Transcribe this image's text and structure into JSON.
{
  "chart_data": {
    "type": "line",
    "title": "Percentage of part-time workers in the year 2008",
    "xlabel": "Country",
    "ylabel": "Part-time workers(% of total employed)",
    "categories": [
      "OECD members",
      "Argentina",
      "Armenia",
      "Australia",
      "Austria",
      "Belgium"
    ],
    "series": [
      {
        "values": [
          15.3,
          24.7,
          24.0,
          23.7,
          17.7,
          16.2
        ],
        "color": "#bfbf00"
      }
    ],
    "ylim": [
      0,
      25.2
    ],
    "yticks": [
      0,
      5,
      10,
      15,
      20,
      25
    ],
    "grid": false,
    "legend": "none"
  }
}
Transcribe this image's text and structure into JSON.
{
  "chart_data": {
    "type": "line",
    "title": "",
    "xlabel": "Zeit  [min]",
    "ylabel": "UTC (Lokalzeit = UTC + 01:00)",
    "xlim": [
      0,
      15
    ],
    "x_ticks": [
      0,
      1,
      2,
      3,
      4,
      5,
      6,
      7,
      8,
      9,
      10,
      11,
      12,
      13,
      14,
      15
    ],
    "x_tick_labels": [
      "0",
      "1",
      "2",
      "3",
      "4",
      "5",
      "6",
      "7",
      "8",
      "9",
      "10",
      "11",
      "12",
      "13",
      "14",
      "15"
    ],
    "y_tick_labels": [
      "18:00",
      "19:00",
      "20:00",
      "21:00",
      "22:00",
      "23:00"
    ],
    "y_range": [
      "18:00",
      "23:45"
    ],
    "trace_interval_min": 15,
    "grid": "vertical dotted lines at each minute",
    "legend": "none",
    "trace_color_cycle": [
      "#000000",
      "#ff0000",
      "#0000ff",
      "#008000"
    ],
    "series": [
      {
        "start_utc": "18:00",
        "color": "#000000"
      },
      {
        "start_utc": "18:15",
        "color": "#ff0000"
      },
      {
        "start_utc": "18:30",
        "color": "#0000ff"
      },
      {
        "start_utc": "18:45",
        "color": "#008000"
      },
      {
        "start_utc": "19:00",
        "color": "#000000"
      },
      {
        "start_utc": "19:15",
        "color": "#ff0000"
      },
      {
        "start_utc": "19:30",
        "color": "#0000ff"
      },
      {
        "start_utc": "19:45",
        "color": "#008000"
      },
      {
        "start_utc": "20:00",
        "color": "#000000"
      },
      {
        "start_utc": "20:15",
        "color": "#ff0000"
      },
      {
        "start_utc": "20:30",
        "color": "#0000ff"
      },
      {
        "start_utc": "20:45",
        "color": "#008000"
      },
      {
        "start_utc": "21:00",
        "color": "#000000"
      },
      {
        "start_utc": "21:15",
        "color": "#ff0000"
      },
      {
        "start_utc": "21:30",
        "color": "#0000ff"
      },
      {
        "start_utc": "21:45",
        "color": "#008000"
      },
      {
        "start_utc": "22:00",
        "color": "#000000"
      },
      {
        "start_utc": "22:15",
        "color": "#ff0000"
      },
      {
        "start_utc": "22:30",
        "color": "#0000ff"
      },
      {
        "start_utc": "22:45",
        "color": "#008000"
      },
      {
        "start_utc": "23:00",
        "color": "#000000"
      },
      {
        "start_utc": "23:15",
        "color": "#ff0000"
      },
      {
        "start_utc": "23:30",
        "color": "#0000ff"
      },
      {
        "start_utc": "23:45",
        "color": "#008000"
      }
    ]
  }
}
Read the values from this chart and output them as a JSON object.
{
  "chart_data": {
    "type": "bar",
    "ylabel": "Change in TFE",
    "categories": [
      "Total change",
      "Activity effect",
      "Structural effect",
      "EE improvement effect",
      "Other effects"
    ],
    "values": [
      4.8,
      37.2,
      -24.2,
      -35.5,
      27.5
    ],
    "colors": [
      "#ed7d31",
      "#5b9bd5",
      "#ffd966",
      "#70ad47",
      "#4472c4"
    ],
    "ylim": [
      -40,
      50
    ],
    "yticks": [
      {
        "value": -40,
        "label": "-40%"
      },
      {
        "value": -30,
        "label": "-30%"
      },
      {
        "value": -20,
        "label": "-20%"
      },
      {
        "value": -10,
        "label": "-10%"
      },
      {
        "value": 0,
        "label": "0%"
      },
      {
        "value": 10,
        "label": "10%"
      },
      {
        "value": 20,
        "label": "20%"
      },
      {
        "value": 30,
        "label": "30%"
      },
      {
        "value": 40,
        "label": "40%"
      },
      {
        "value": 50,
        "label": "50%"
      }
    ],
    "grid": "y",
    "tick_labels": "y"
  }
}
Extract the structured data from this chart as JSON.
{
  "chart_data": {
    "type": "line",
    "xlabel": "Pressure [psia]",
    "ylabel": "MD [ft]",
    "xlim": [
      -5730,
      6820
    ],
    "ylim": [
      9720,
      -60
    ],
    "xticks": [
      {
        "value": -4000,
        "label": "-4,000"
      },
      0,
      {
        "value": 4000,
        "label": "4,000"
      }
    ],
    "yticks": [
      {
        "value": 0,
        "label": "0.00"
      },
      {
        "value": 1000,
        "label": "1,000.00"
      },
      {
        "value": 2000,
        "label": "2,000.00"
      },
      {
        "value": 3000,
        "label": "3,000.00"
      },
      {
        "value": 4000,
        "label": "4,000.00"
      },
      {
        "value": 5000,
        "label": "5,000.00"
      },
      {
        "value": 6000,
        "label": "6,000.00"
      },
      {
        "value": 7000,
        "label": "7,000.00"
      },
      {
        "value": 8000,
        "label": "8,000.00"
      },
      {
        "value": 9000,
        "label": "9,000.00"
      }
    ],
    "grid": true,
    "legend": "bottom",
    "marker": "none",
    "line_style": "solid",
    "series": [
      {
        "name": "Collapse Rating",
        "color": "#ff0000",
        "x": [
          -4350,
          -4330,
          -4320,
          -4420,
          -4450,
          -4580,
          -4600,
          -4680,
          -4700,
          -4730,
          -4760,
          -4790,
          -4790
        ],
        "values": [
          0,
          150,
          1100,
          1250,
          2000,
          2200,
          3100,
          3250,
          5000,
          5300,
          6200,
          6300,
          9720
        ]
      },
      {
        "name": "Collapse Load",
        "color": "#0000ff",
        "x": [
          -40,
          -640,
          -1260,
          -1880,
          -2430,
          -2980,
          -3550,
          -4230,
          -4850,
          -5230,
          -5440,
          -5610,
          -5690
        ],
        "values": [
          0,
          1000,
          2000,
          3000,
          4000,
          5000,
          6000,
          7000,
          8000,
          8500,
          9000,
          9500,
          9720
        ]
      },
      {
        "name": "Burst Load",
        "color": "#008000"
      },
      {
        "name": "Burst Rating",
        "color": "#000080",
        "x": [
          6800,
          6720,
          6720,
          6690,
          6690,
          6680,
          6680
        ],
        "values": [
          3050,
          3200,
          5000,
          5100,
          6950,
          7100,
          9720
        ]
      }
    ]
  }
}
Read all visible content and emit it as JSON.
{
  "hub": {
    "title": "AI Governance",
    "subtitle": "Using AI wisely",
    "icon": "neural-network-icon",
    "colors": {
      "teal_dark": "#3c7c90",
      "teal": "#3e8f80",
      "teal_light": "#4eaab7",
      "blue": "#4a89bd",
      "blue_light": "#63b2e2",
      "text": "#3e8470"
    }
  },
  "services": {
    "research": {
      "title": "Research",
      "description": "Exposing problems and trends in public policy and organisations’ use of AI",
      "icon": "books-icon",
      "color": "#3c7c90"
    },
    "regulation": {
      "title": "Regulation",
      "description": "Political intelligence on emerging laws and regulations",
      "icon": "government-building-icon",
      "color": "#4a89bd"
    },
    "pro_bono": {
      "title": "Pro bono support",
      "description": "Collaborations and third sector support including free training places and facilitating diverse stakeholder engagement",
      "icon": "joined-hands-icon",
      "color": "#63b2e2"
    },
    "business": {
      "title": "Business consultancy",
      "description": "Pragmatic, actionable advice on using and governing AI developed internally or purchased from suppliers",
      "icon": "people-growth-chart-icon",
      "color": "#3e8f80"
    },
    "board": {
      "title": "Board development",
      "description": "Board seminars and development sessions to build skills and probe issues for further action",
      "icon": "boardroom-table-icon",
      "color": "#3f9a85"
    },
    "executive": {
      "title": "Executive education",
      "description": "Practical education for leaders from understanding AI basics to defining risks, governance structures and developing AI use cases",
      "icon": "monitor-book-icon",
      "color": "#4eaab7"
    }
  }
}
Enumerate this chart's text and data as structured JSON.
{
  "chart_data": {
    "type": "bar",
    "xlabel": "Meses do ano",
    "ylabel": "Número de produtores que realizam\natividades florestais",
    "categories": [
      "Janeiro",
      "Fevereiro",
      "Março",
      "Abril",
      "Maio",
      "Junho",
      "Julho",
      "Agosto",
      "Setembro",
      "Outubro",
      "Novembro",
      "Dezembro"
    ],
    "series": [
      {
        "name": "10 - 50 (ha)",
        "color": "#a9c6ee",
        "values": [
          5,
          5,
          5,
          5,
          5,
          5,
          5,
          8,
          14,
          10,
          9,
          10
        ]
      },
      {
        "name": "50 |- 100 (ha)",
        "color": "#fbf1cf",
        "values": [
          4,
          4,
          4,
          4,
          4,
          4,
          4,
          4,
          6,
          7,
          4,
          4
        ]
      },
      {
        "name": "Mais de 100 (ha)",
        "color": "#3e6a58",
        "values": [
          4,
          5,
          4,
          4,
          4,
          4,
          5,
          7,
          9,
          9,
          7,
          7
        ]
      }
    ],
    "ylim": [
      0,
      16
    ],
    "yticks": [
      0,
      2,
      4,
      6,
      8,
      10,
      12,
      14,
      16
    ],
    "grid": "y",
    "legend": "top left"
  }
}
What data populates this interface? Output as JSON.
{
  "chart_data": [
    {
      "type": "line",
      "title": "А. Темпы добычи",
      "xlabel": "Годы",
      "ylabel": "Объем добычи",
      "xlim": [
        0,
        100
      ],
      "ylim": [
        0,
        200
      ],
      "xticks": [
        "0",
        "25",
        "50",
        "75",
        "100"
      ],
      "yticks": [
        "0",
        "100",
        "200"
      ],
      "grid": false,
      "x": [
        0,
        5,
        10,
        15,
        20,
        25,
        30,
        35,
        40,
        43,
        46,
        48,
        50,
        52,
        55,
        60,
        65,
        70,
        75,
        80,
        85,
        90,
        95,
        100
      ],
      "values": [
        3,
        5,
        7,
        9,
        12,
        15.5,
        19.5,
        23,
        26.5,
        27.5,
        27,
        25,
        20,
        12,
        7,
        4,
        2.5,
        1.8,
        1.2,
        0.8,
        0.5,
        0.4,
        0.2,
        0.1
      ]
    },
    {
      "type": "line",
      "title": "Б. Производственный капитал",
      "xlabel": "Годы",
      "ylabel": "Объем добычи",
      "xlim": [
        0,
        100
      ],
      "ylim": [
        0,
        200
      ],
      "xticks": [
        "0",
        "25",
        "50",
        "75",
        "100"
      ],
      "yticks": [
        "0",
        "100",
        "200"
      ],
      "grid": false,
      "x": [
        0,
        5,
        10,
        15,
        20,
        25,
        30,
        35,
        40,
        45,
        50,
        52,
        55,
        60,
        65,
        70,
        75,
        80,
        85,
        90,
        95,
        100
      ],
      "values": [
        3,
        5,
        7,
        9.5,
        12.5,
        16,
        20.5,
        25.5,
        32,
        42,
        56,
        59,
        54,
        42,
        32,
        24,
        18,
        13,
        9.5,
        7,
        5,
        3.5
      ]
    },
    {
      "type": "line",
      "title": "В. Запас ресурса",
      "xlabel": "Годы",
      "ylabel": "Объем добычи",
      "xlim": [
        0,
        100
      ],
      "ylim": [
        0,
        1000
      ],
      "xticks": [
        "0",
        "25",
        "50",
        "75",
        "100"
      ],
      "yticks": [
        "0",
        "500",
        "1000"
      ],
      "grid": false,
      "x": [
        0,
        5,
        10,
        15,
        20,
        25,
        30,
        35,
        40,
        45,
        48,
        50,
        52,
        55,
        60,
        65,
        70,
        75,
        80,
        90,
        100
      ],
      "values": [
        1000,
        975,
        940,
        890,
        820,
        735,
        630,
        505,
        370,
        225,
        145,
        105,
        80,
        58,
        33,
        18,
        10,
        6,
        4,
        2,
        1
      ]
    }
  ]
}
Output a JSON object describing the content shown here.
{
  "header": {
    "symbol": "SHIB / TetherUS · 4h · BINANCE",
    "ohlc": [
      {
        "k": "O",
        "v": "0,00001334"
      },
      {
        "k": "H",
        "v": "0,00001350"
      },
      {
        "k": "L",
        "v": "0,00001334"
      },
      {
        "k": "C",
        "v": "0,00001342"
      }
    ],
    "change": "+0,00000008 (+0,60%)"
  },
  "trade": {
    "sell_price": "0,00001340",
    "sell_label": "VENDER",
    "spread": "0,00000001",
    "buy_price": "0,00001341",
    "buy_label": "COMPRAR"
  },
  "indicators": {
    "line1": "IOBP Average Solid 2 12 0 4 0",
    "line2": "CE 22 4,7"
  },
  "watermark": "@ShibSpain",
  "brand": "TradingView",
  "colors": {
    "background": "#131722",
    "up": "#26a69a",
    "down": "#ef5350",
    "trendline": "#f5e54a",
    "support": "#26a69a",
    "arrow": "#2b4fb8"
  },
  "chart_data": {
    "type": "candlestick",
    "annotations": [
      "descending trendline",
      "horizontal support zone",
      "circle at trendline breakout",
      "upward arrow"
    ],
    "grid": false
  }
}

Exercise objective:
Take the lines above from the one holding "Output a JSON" to the last and output them exactly.

The answer:
Output a JSON object describing the content shown here.
{
  "header": {
    "symbol": "SHIB / TetherUS · 4h · BINANCE",
    "ohlc": [
      {
        "k": "O",
        "v": "0,00001334"
      },
      {
        "k": "H",
        "v": "0,00001350"
      },
      {
        "k": "L",
        "v": "0,00001334"
      },
      {
        "k": "C",
        "v": "0,00001342"
      }
    ],
    "change": "+0,00000008 (+0,60%)"
  },
  "trade": {
    "sell_price": "0,00001340",
    "sell_label": "VENDER",
    "spread": "0,00000001",
    "buy_price": "0,00001341",
    "buy_label": "COMPRAR"
  },
  "indicators": {
    "line1": "IOBP Average Solid 2 12 0 4 0",
    "line2": "CE 22 4,7"
  },
  "watermark": "@ShibSpain",
  "brand": "TradingView",
  "colors": {
    "background": "#131722",
    "up": "#26a69a",
    "down": "#ef5350",
    "trendline": "#f5e54a",
    "support": "#26a69a",
    "arrow": "#2b4fb8"
  },
  "chart_data": {
    "type": "candlestick",
    "annotations": [
      "descending trendline",
      "horizontal support zone",
      "circle at trendline breakout",
      "upward arrow"
    ],
    "grid": false
  }
}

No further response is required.